Goal of the exercise:
Find all lines in the records that include the word "tiempo", and copy them out.

[Data excerpts]
*****

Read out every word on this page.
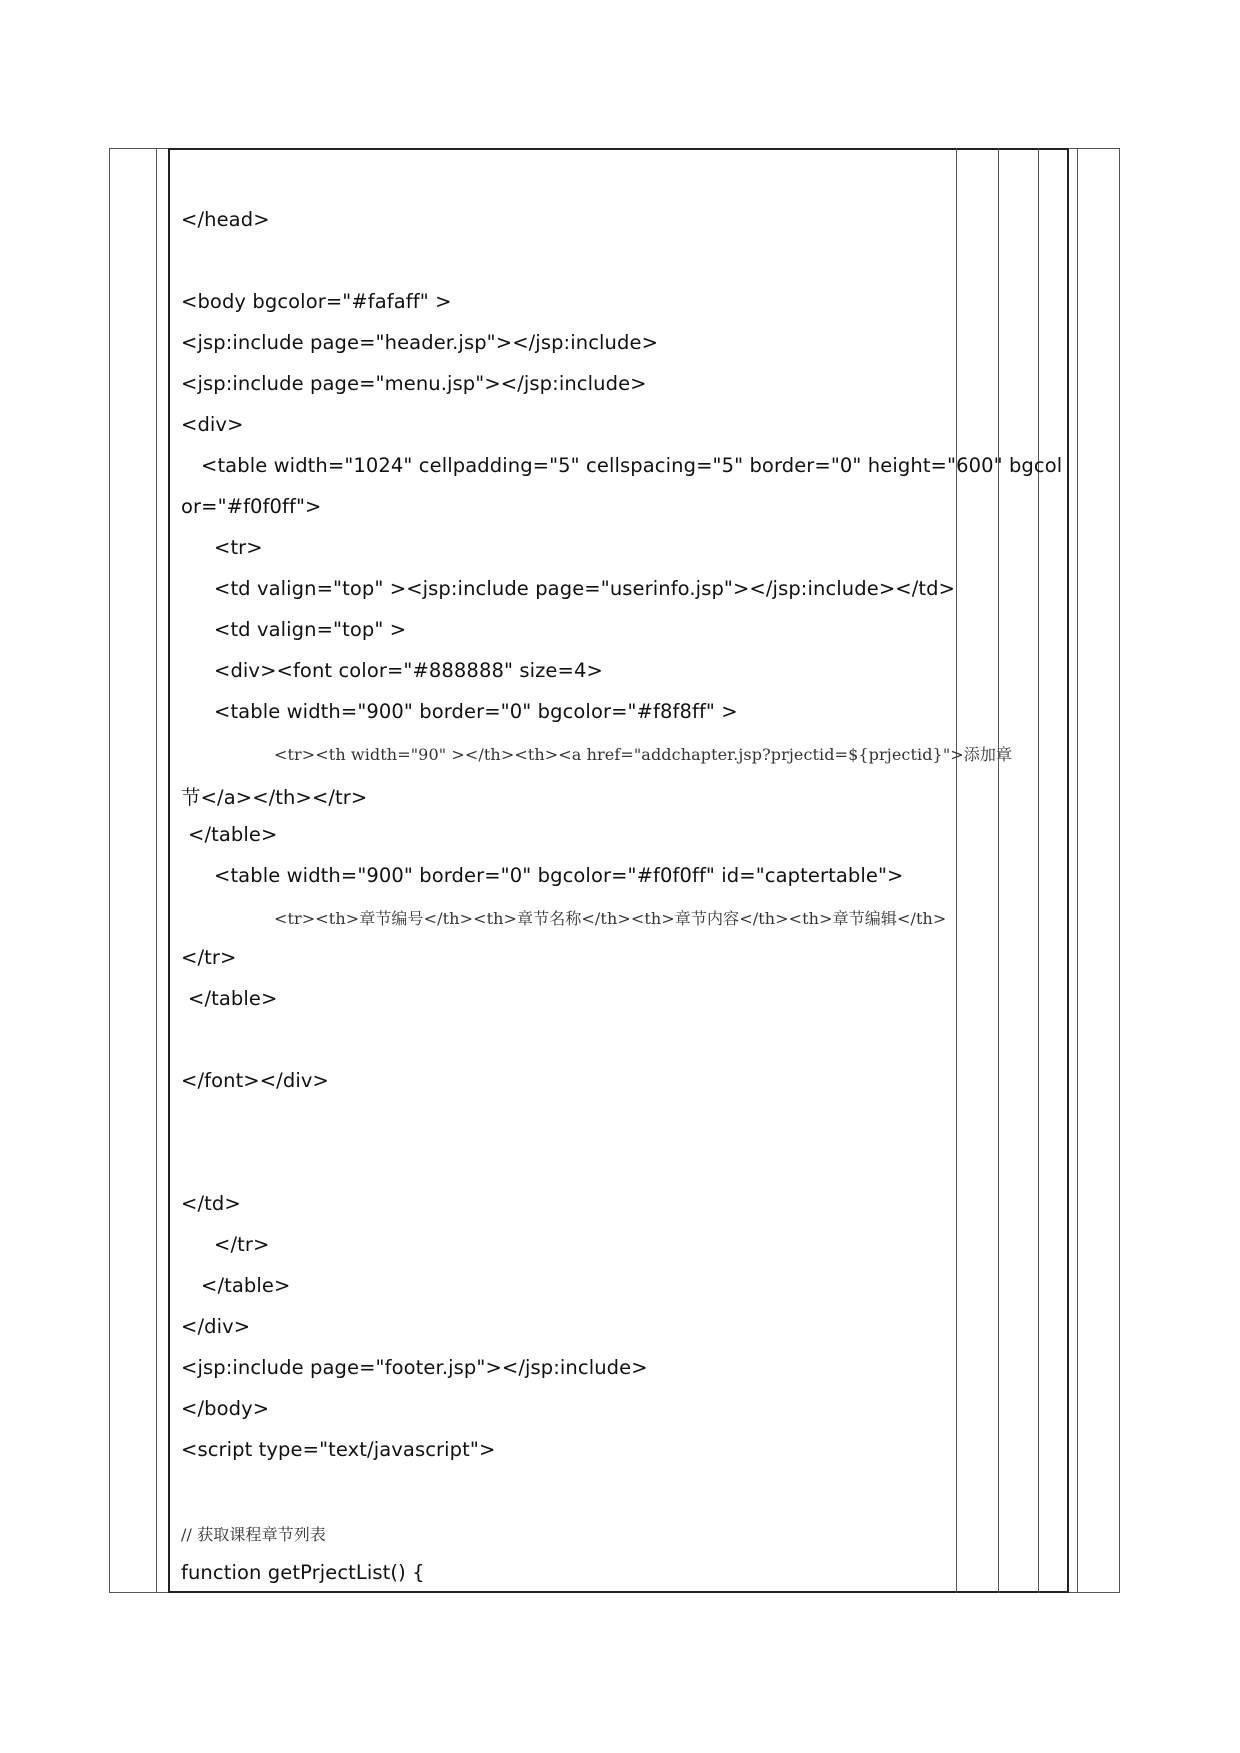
</head>
<body bgcolor="#fafaff" >
<jsp:include page="header.jsp"></jsp:include>
<jsp:include page="menu.jsp"></jsp:include>
<div>
<table width="1024" cellpadding="5" cellspacing="5" border="0" height="600" bgcol
or="#f0f0ff">
<tr>
<td valign="top" ><jsp:include page="userinfo.jsp"></jsp:include></td>
<td valign="top" >
<div><font color="#888888" size=4>
<table width="900" border="0" bgcolor="#f8f8ff" >
<tr><th width="90" ></th><th><a href="addchapter.jsp?prjectid=${prjectid}">添加章
节</a></th></tr>
</table>
<table width="900" border="0" bgcolor="#f0f0ff" id="captertable">
<tr><th>章节编号</th><th>章节名称</th><th>章节内容</th><th>章节编辑</th>
</tr>
</table>
</font></div>
</td>
</tr>
</table>
</div>
<jsp:include page="footer.jsp"></jsp:include>
</body>
<script type="text/javascript">
// 获取课程章节列表
function getPrjectList() {
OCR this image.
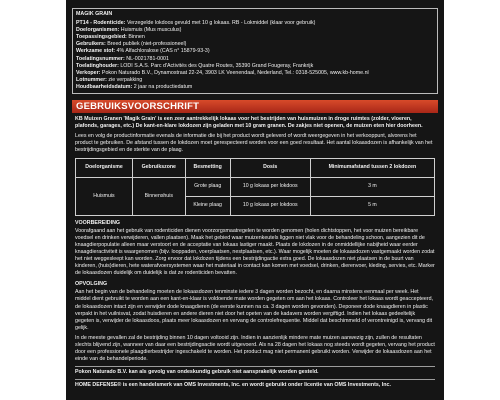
MAGIK GRAIN
PT14 - Rodenticide: Verzegelde lokdoos gevuld met 10 g lokaas. RB - Lokmiddel (klaar voor gebruik)
Doelorganismen: Huismuis (Mus musculus)
Toepassingsgebied: Binnen
Gebruikers: Breed publiek (niet-professioneel)
Werkzame stof: 4% Alfachloralose (CAS n° 15879-93-3)
Toelatingsnummer: NL-0021781-0001
Toelatinghouder: LODI S.A.S. Parc d'Activités des Quatre Routes, 35390 Grand Fougeray, Frankrijk
Verkoper: Pokon Naturado B.V., Dynamostraat 22-24, 3903 LK Veenendaal, Nederland, Tel.: 0318-525005, www.kb-home.nl
Lotnummer: zie verpakking
Houdbaarheidsdatum: 2 jaar na productiedatum
GEBRUIKSVOORSCHRIFT

KB Muizen Granen 'Magik Grain' is een zeer aantrekkelijk lokaas voor het bestrijden van huismuizen in droge ruimtes (zolder, vloeren, plafonds, garages, etc.) De kant-en-klare lokdozen zijn geladen met 10 gram granen. De zakjes niet openen, de muizen eten hier doorheen.

Lees en volg de productinformatie evenals de informatie die bij het product wordt geleverd of wordt weergegeven in het verkooppunt, alvorens het product te gebruiken. De afstand tussen de lokdozen moet gerespecteerd worden voor een goed resultaat. Het aantal lokaasdozen is afhankelijk van het bestrijdingsgebied en de sterkte van de plaag.

Doelorganisme	Gebruikszone	Besmetting	Dosis	Minimumafstand tussen 2 lokdozen
Huismuis	Binnenshuis	Grote plaag	10 g lokaas per lokdoos	3 m
		Kleine plaag	10 g lokaas per lokdoos	5 m
VOORBEREIDING

Voorafgaand aan het gebruik van rodenticiden dienen voorzorgsmaatregelen te worden genomen (holen dichtstoppen, het voor muizen bereikbare voedsel en drinken verwijderen, vallen plaatsen). Maak het gebied waar muizenkeutels liggen niet vlak voor de behandeling schoon, aangezien dit de knaagdierpopulatie alleen maar verstoort en de acceptatie van lokaas lastiger maakt. Plaats de lokdozen in de onmiddellijke nabijheid waar eerder knaagdieractiviteit is waargenomen (bijv. looppaden, voerplaatsen, nestplaatsen, etc.). Waar mogelijk moeten de lokaasdozen vastgemaakt worden zodat het niet weggesleept kan worden. Zorg ervoor dat lokdozen tijdens een bestrijdingactie extra goed. De lokaasdozen niet plaatsen in de buurt van kinderen, (huis)dieren, hete waterafvoersystemen waar het materiaal in contact kan komen met voedsel, drinken, dierenvoer, kleding, servies, etc. Marker de lokaasdozen duidelijk om duidelijk is dat ze rodenticiden bevatten.

OPVOLGING

Aan het begin van de behandeling moeten de lokaasdozen tenminste iedere 3 dagen worden bezocht, en daarna minstens eenmaal per week. Het middel dient gebruikt te worden aan een kant-en-klaar is voldoende mate worden gegeten om aan het lokaas. Controleer het lokaas wordt geaccepteerd, de lokaasdozen intact zijn en verwijder dode knaagdieren (de eerste kunnen na ca. 3 dagen worden gevonden). Deponeer dode knaagdieren in plastic verpakt in het vuilnisvat, zodat huisdieren en andere dieren niet door het opeten van de kadavers worden vergiftigd. Indien het lokaas gedeeltelijk gegeten is, verwijder de lokaasdoos, plaats meer lokaasdozen en vervang de controlefrequentie. Middel dat beschimmeld of verontreinigd is, vervang dit gelijk.

In de meeste gevallen zal de bestrijding binnen 10 dagen voltooid zijn. Indien in aanzienlijk mindere mate muizen aanwezig zijn, zullen de resultaten slechts blijvend zijn, wanneer van daar een bestrijdingsactie wordt uitgevoerd. Als na 28 dagen het lokaas nog steeds wordt gegeten, vervang het product door een professionele plaagdierbestrijder ingeschakeld te worden. Het product mag niet permanent gebruikt worden. Verwijder de lokaasdozen aan het einde van de behandelperiode.

Pokon Naturado B.V. kan als gevolg van ondeskundig gebruik niet aansprakelijk worden gesteld.

HOME DEFENSE® is een handelsmerk van OMS Investments, Inc. en wordt gebruikt onder licentie van OMS Investments, Inc.
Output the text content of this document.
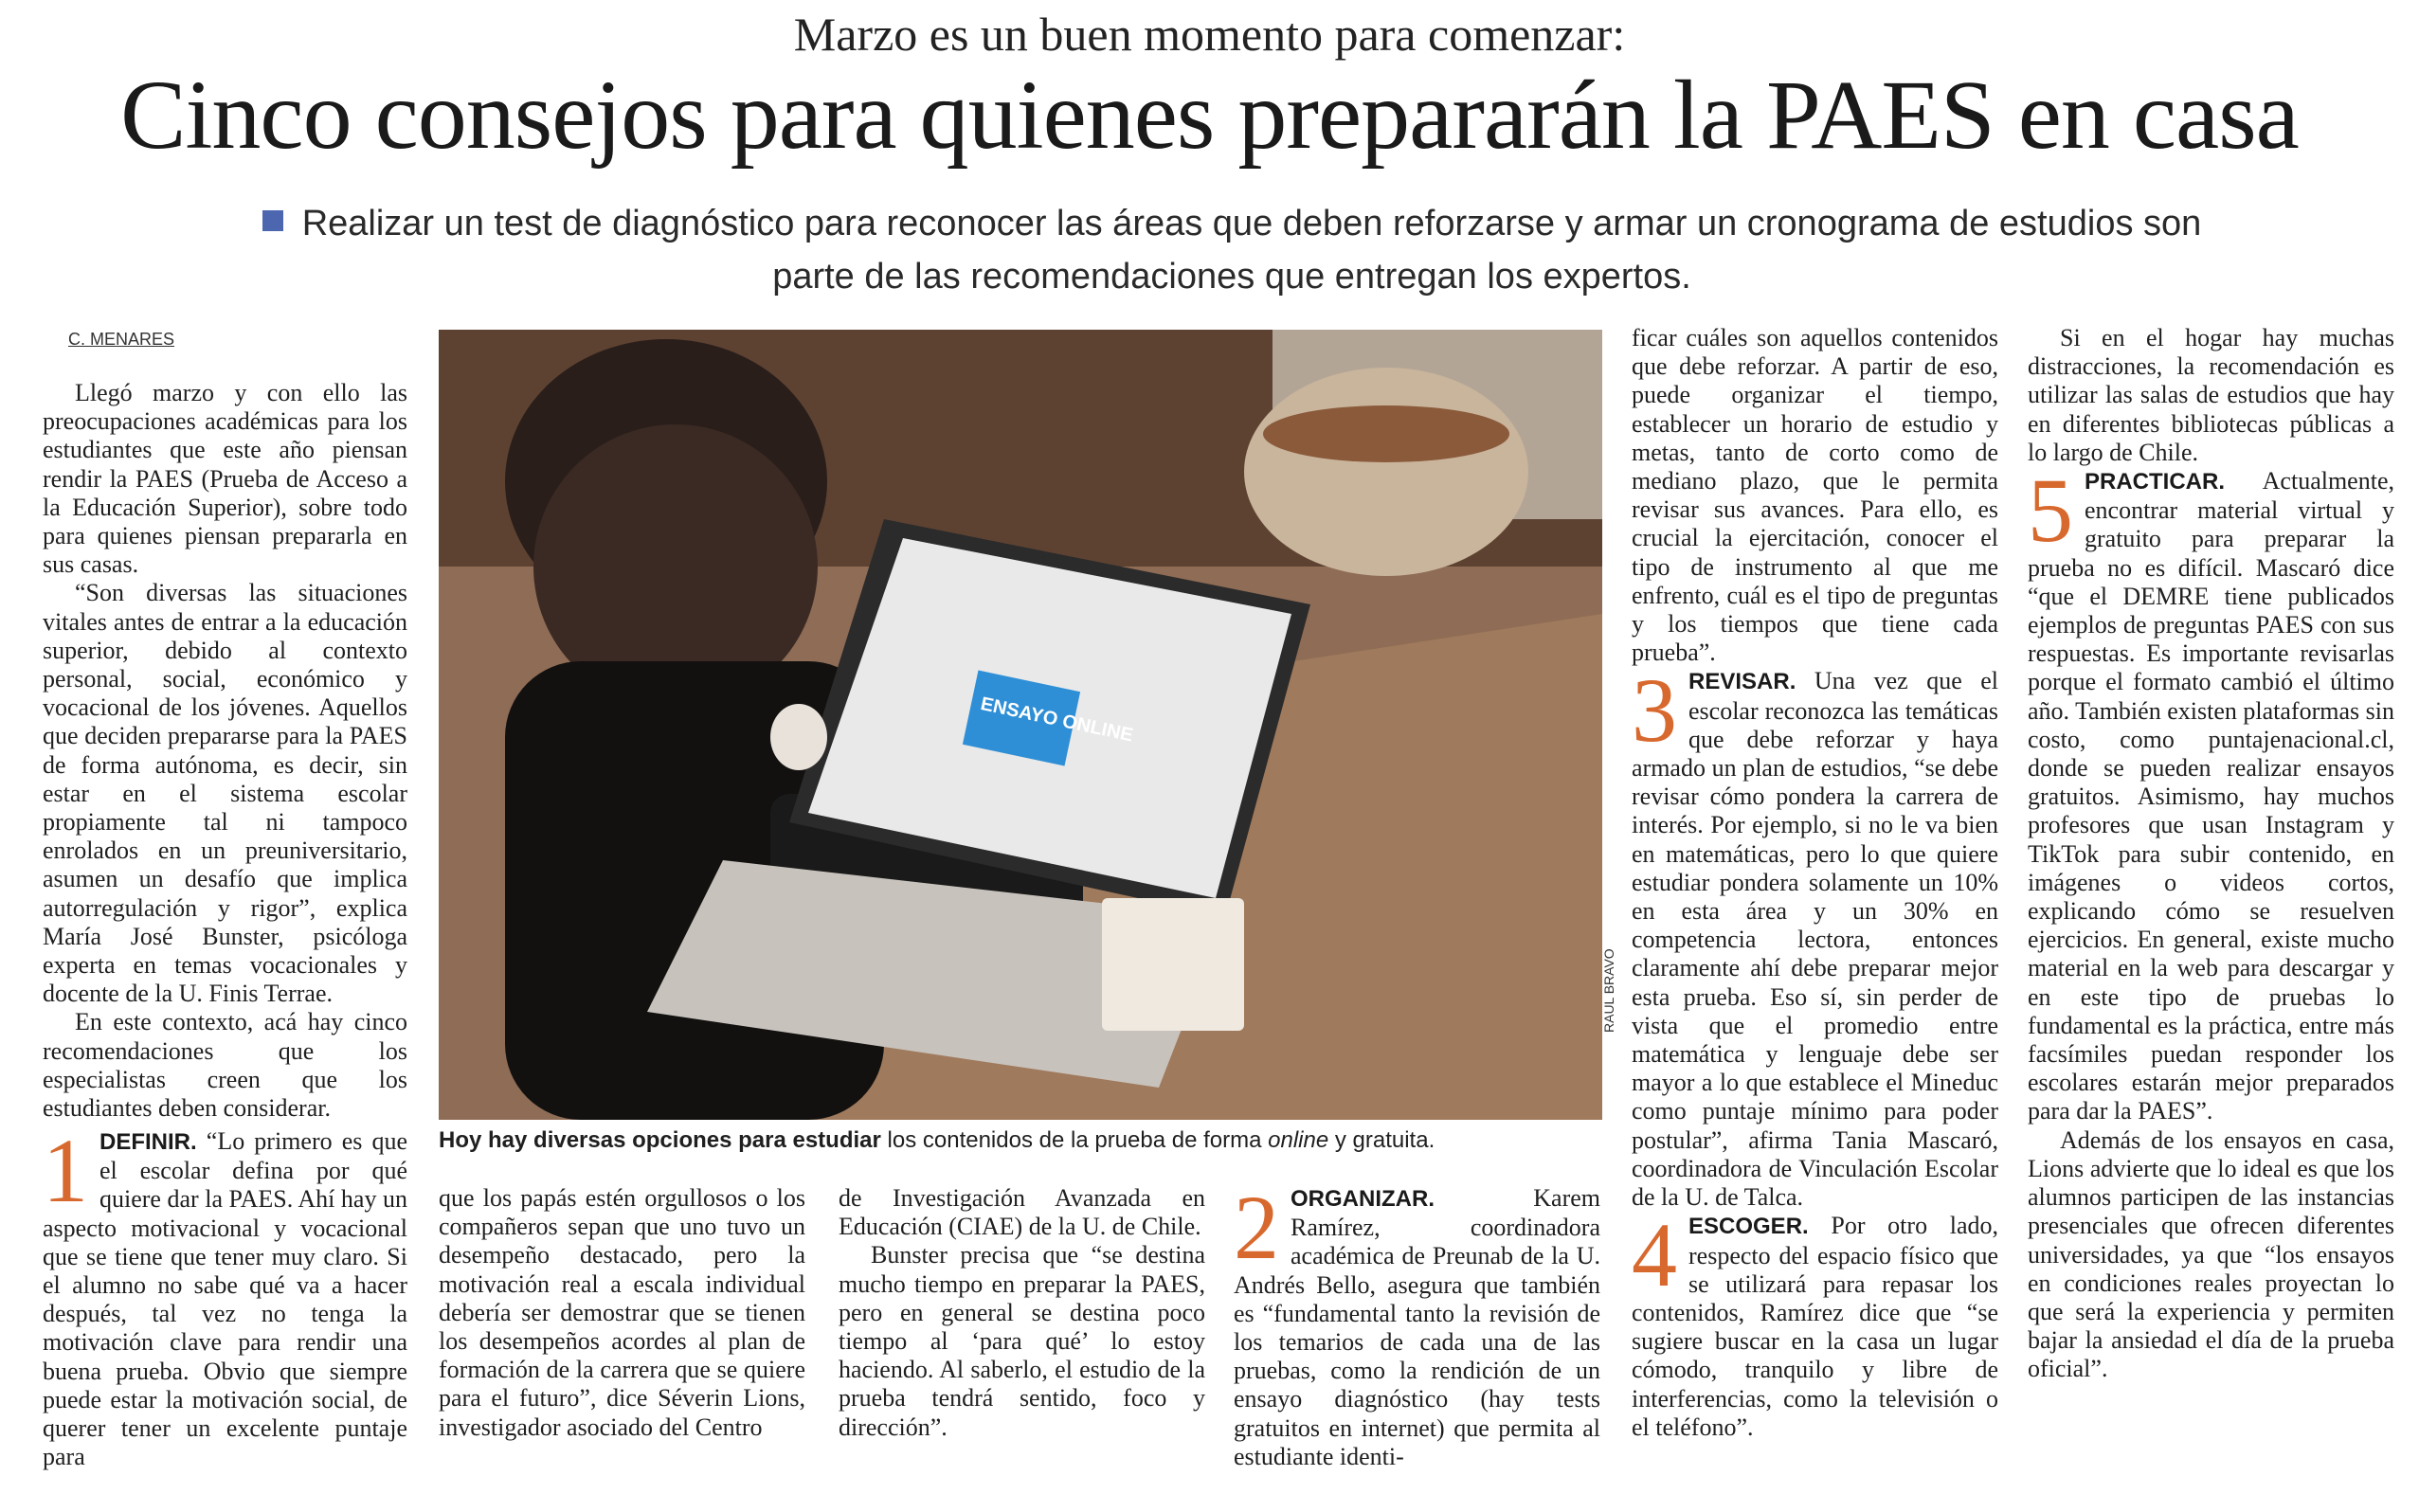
Marzo es un buen momento para comenzar:
Cinco consejos para quienes prepararán la PAES en casa
Realizar un test de diagnóstico para reconocer las áreas que deben reforzarse y armar un cronograma de estudios son parte de las recomendaciones que entregan los expertos.
C. MENARES
ENSAYO ONLINE
RAUL BRAVO
Hoy hay diversas opciones para estudiar los contenidos de la prueba de forma online y gratuita.

Llegó marzo y con ello las preocupaciones académicas para los estudiantes que este año piensan rendir la PAES (Prueba de Acceso a la Educación Superior), sobre todo para quienes piensan prepararla en sus casas.

“Son diversas las situaciones vitales antes de entrar a la educación superior, debido al contexto personal, social, económico y vocacional de los jóvenes. Aquellos que deciden prepararse para la PAES de forma autónoma, es decir, sin estar en el sistema escolar propiamente tal ni tampoco enrolados en un preuniversitario, asumen un desafío que implica autorregulación y rigor”, explica María José Bunster, psicóloga experta en temas vocacionales y docente de la U. Finis Terrae.

En este contexto, acá hay cinco recomendaciones que los especialistas creen que los estudiantes deben considerar.

1 DEFINIR. “Lo primero es que el escolar defina por qué quiere dar la PAES. Ahí hay un aspecto motivacional y vocacional que se tiene que tener muy claro. Si el alumno no sabe qué va a hacer después, tal vez no tenga la motivación clave para rendir una buena prueba. Obvio que siempre puede estar la motivación social, de querer tener un excelente puntaje para

que los papás estén orgullosos o los compañeros sepan que uno tuvo un desempeño destacado, pero la motivación real a escala individual debería ser demostrar que se tienen los desempeños acordes al plan de formación de la carrera que se quiere para el futuro”, dice Séverin Lions, investigador asociado del Centro

de Investigación Avanzada en Educación (CIAE) de la U. de Chile.

Bunster precisa que “se destina mucho tiempo en preparar la PAES, pero en general se destina poco tiempo al ‘para qué’ lo estoy haciendo. Al saberlo, el estudio de la prueba tendrá sentido, foco y dirección”.

2 ORGANIZAR.	Karem Ramírez, coordinadora académica de Preunab de la U. Andrés Bello, asegura que también es “fundamental tanto la revisión de los temarios de cada una de las pruebas, como la rendición de un ensayo diagnóstico (hay tests gratuitos en internet) que permita al estudiante identi-

ficar cuáles son aquellos contenidos que debe reforzar. A partir de eso, puede organizar el tiempo, establecer un horario de estudio y metas, tanto de corto como de mediano plazo, que le permita revisar sus avances. Para ello, es crucial la ejercitación, conocer el tipo de instrumento al que me enfrento, cuál es el tipo de preguntas y los tiempos que tiene cada prueba”.

3 REVISAR. Una vez que el escolar reconozca las temáticas que debe reforzar y haya armado un plan de estudios, “se debe revisar cómo pondera la carrera de interés. Por ejemplo, si no le va bien en matemáticas, pero lo que quiere estudiar pondera solamente un 10% en esta área y un 30% en competencia lectora, entonces claramente ahí debe preparar mejor esta prueba. Eso sí, sin perder de vista que el promedio entre matemática y lenguaje debe ser mayor a lo que establece el Mineduc como puntaje mínimo para poder postular”, afirma Tania Mascaró, coordinadora de Vinculación Escolar de la U. de Talca.

4 ESCOGER. Por otro lado, respecto del espacio físico que se utilizará para repasar los contenidos, Ramírez dice que “se sugiere buscar en la casa un lugar cómodo, tranquilo y libre de interferencias, como la televisión o el teléfono”.

Si en el hogar hay muchas distracciones, la recomendación es utilizar las salas de estudios que hay en diferentes bibliotecas públicas a lo largo de Chile.

5 PRACTICAR. Actualmente, encontrar material virtual y gratuito para preparar la prueba no es difícil. Mascaró dice “que el DEMRE tiene publicados ejemplos de preguntas PAES con sus respuestas. Es importante revisarlas porque el formato cambió el último año. También existen plataformas sin costo, como puntajenacional.cl, donde se pueden realizar ensayos gratuitos. Asimismo, hay muchos profesores que usan Instagram y TikTok para subir contenido, en imágenes o videos cortos, explicando cómo se resuelven ejercicios. En general, existe mucho material en la web para descargar y en este tipo de pruebas lo fundamental es la práctica, entre más facsímiles puedan responder los escolares estarán mejor preparados para dar la PAES”.

Además de los ensayos en casa, Lions advierte que lo ideal es que los alumnos participen de las instancias presenciales que ofrecen diferentes universidades, ya que “los ensayos en condiciones reales proyectan lo que será la experiencia y permiten bajar la ansiedad el día de la prueba oficial”.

*****

Answer to the exercise:
Bunster precisa que “se destina mucho tiempo en preparar la PAES, pero en general se destina poco tiempo al ‘para qué’ lo estoy haciendo. Al saberlo, el estudio de la prueba tendrá sentido, foco y dirección”.
ficar cuáles son aquellos contenidos que debe reforzar. A partir de eso, puede organizar el tiempo, establecer un horario de estudio y metas, tanto de corto como de mediano plazo, que le permita revisar sus avances. Para ello, es crucial la ejercitación, conocer el tipo de instrumento al que me enfrento, cuál es el tipo de preguntas y los tiempos que tiene cada prueba”.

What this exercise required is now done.